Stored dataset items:
* * * * * * *

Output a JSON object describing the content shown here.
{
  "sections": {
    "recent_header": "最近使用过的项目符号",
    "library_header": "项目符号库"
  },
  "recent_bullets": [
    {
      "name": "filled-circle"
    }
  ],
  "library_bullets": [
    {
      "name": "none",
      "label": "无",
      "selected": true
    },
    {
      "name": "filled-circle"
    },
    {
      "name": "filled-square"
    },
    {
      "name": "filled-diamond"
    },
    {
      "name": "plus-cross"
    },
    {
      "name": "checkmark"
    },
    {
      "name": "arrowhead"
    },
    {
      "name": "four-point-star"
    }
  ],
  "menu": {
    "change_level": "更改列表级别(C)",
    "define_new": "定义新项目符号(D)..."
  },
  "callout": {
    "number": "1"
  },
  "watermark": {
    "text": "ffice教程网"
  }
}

* * * * * * *

◆ Task objective:
List all lines from the entries that include the word "filled".

◆ Expected answer:
      "name": "filled-circle"
      "name": "filled-circle"
      "name": "filled-square"
      "name": "filled-diamond"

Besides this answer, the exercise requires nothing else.